What the Heck Is Salience? How Predictive Language Processing Contributes to Sociolinguistic Perception

Introduction

Some sociolinguistic variables are prone to hypercorrection, stigmatization and style shifting, while other variables are not. The status of the former type—sometimes called stereotypes and markers (Labov, 1972)—has been attributed to the increased meta-linguistic awareness language users seem to have of these variables. This awareness in turn is attributed to the salience of these variables, such that greater salience is assumed to cause greater meta-linguistic awareness (e.g., Trudgill, 1986). Salience has similarly been invoked when aiming to explain implicit social inferences about, or attitudes toward, speakers who exhibit certain variables in their speech (Babel, 2016; Drager and Kirtley, 2016; Squires, 2016). However, salience is a hard to define concept (for review, see Auer et al., 1998; Kerswill and Williams, 2002) and, partly as a consequence, “notoriously difficult to quantify” (Hickey, 2000). For a concept that plays such a central and ubiquitous role in sociolinguistic explanations, this is arguably a dangerous state of affairs.

This motivates the present commentary. We believe that advances in computational psycholinguistics offer definitions of sociolinguistic salience that are more concrete, both empirically and formally grounded, and quantifiable (and thus falsifiable). We propose that it is important to distinguish between the initial salience a listener experiences when first encountering a novel variant (e.g., because of exposure to a previously unfamiliar dialect, sociolect, or idiolect—henceforth lects; Schirmunski, 1930; Preston, 1996), and salience at later stages. Salience after the initial encounter is the cumulative product of an individual's experience related to the lectal variant, including direct experience, as well as discourse about the variant (e.g., explicit stereotyping or enregisterment, Agha, 2003). Here we focus on the causes for initial salience, which we think can be defined in a principled and quantifiable way.

Specifically, we propose that salience in the first moments when a novel lect is encountered cannot be understood without reference to prior expectations based on listeners' past language experience and the ensuing expectation violation that a listener experiences relative to those prior expectations—an idea explored in more depth by Rácz (2012, 2013). Here we contribute to these efforts. We draw on basic concepts from probability and information theory to define initial salience as a function of (top-down) prior expectations. This has several advantages. First, the proposed definition of salience is quantifiable (see also Rácz, 2013). Second, computational psycholinguistics has linked the very same quantities to language processing and learning. Recognizing this link offers the opportunity to ground sociolinguistic salience in human information processing—both empirically and theoretically—offering a parsimonious account of initial salience.

After we have outlined our proposal, we briefly turn to an apparent puzzle that was raised during the workshop leading to this special issue: several presenters pointed out that salience sometimes seems to be inversely related to the frequency of a variant and other times positively related. This puzzle readily dissolves once the view proposed here is taken into account.

##############################

Requirement A: In the commentary on salience, who is cited as calling salience "notoriously difficult to quantify"?
Requirement B: Please continue the commentary on salience from its last sentence.
The material after this point is separate from the commentary on salience.

Data provided:
##############################

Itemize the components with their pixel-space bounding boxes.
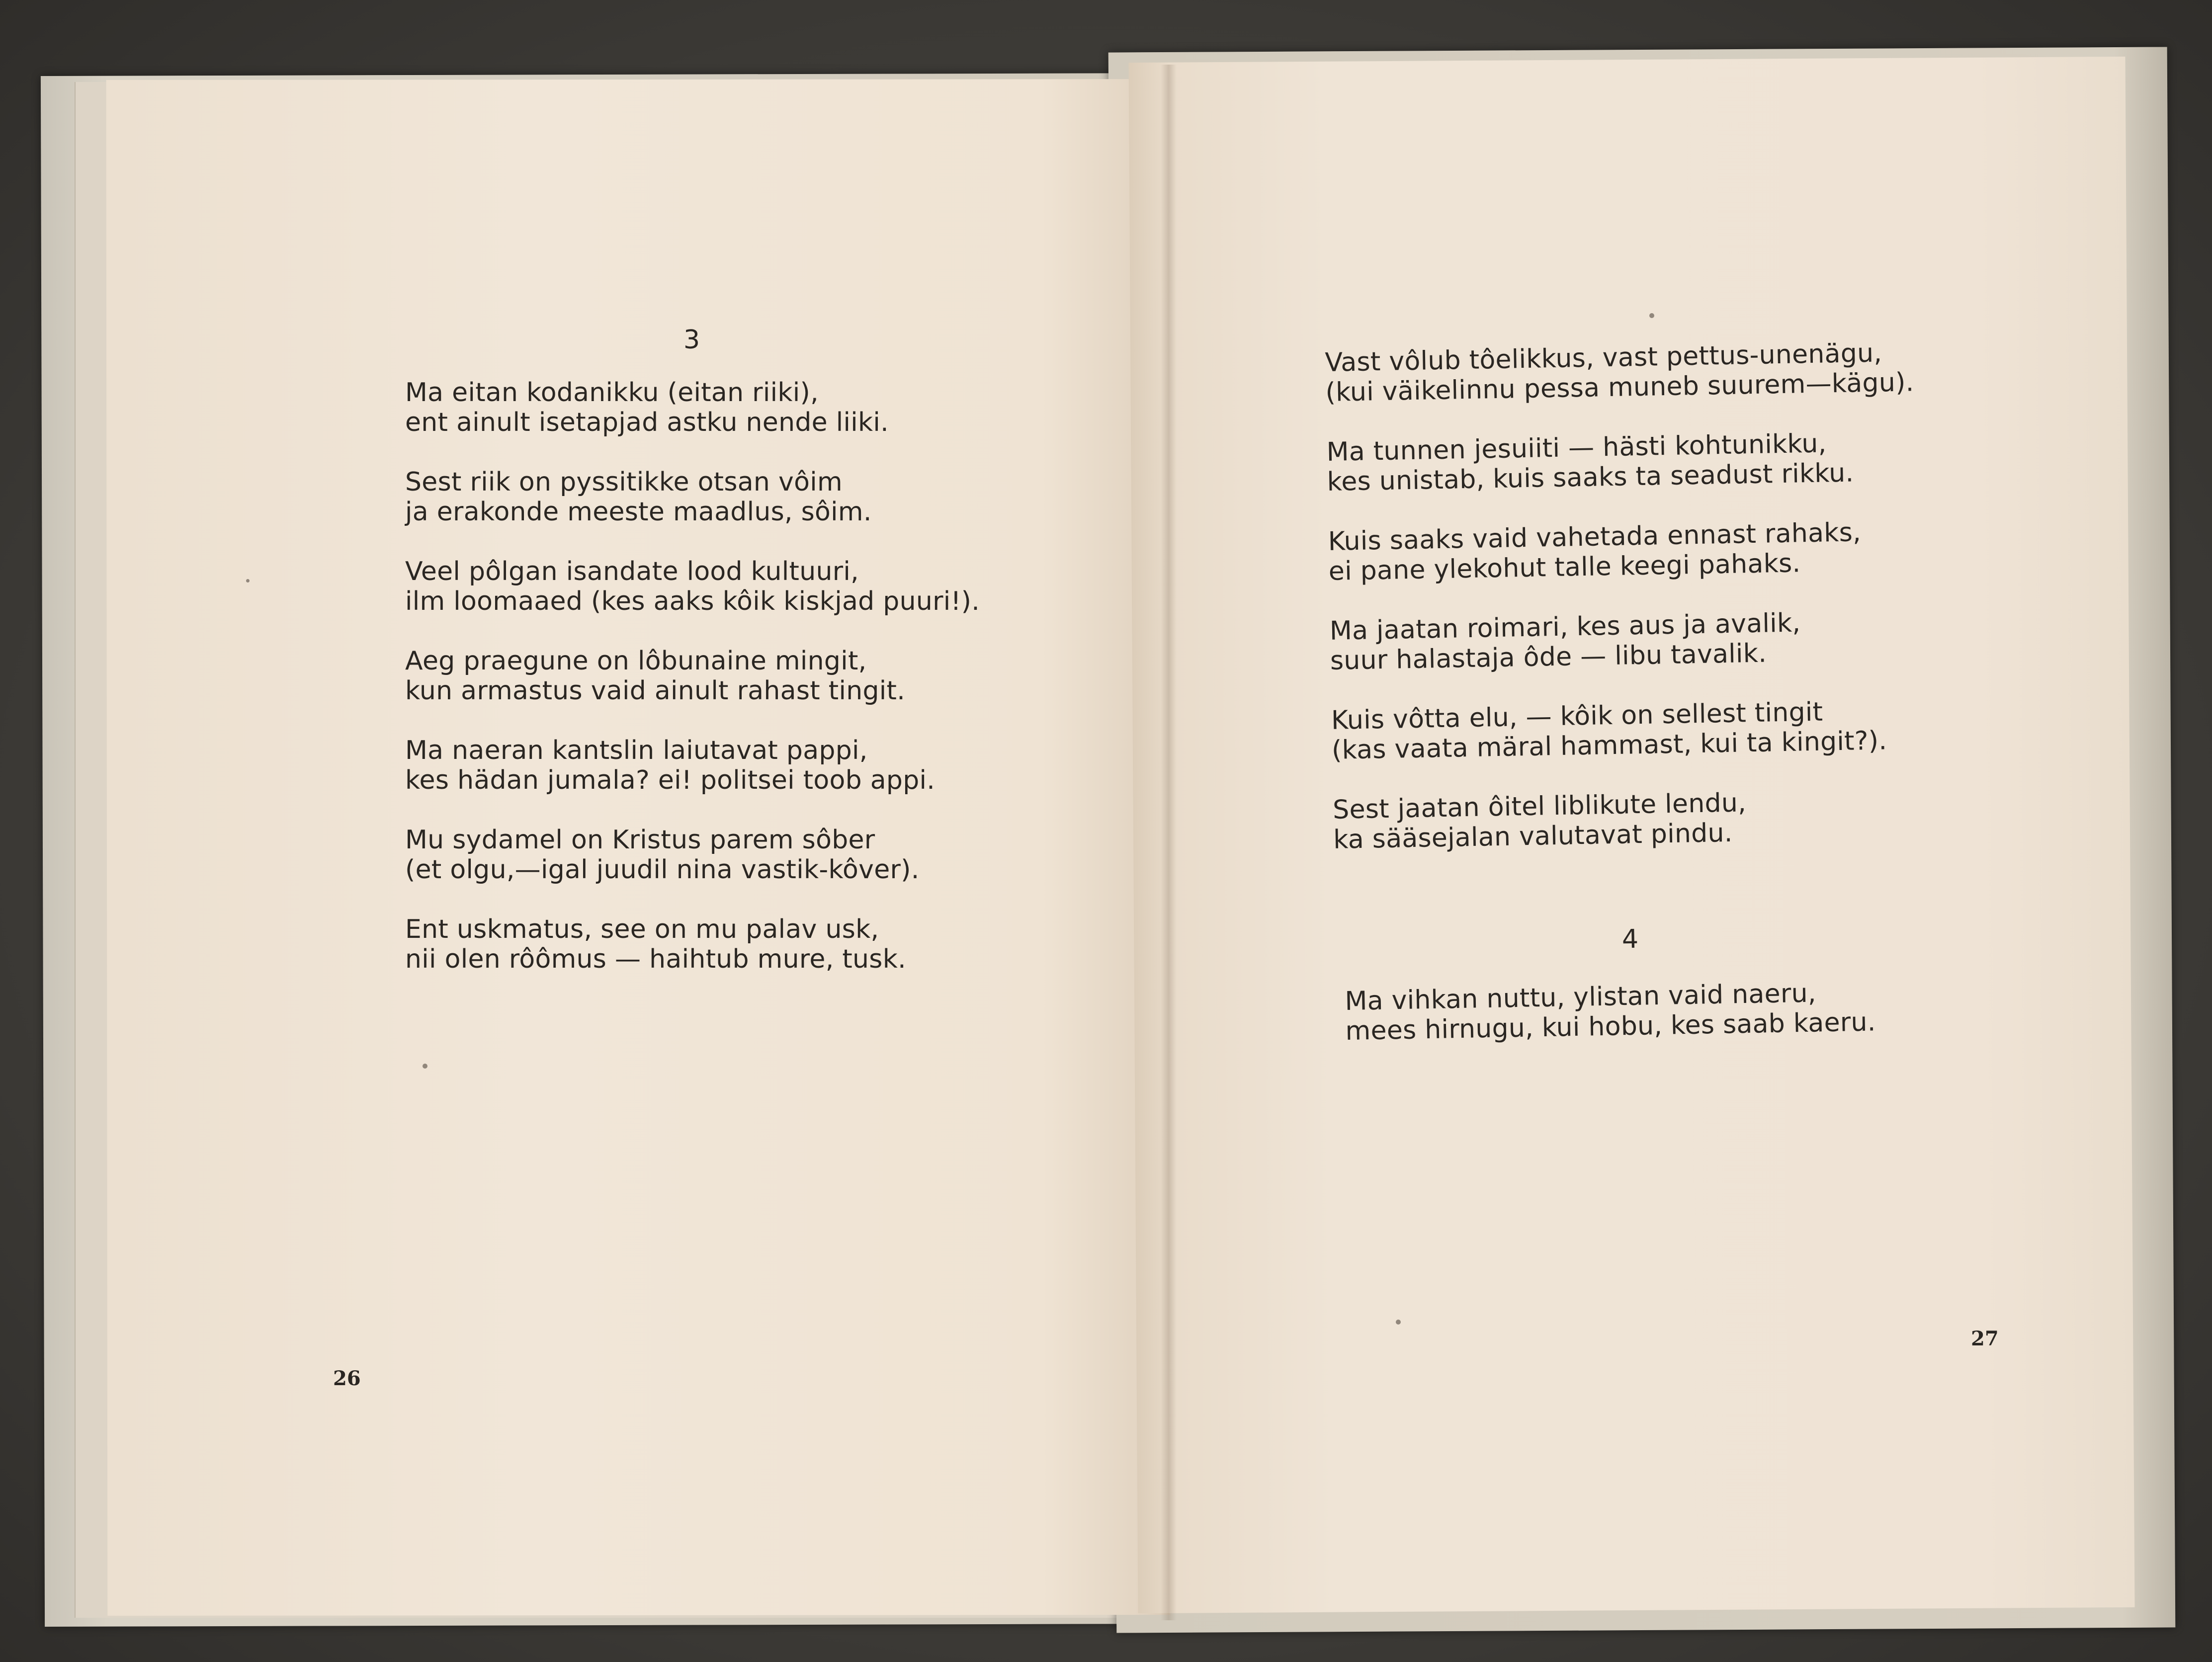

##############################

Task result A: Hickey (2000).

Task result B:
First Encounters with a Variant: Surprisal as a Measure of Initial Salience

Imagine a listener during the first moments of encountering a talker who speaks in an unfamiliar lect. The unfamiliar lect by definition differs from what the listener has previously experienced. Following the sociolinguistic literature, we can think of these differences as differences in the realization of linguistic variables, and the specific realization of the variables as lectal variants (Labov, 1966). What then makes a lectal variant salient in this hypothetical first encounter? Research in sociolinguistics has identified a number of perceptual features that can contribute to the perception of a variant as salient, such as a priori perceptual or articulatory distinctiveness (for review, see Auer et al., 1998). However, influences of prior experience are arguably as important or more important. Specifically, variants that are unexpected given the listener's prior expectations about linguistic variables (including, broadly speaking, the listener's language background) should be more salient in the moment they are experienced.

Events that we do not expect, or that are surprising to us, tend to stand out. There is now strong evidence that this anecdotal observation about strongly unexpected events extends to subtle and highly gradient differences in unexpectedness. During language processing, words and structures that are less expected are processed more slowly (e.g., MacDonald et al., 1994; Garnsey et al., 1997; McRae et al., 1998; McDonald and Shillcock, 2003) and they are recognized accurately less often in noise (Cole and Perfetti, 1980; Grosjean, 1980). Critically, similar costs of unexpectedness are observed for unfamiliar lectal variants when comprehenders first encounter them (e.g., Kaschak and Glenberg, 2004; Squires, 2014a; Fraundorf and Jaeger, in press). Unexpectedness—or the degree to which something is violating our expectations based on previous experience—can be measured in a number of ways. One principled measure is referred to as surprisal (Hale, 2001; Levy, 2008). The surprisal associated with processing a certain input (e.g., a phonetic feature, phonological category, word, or syntactic structure) is identical to the amount of new information gained by processing the input, also known as the Shannon information (Shannon, 1948).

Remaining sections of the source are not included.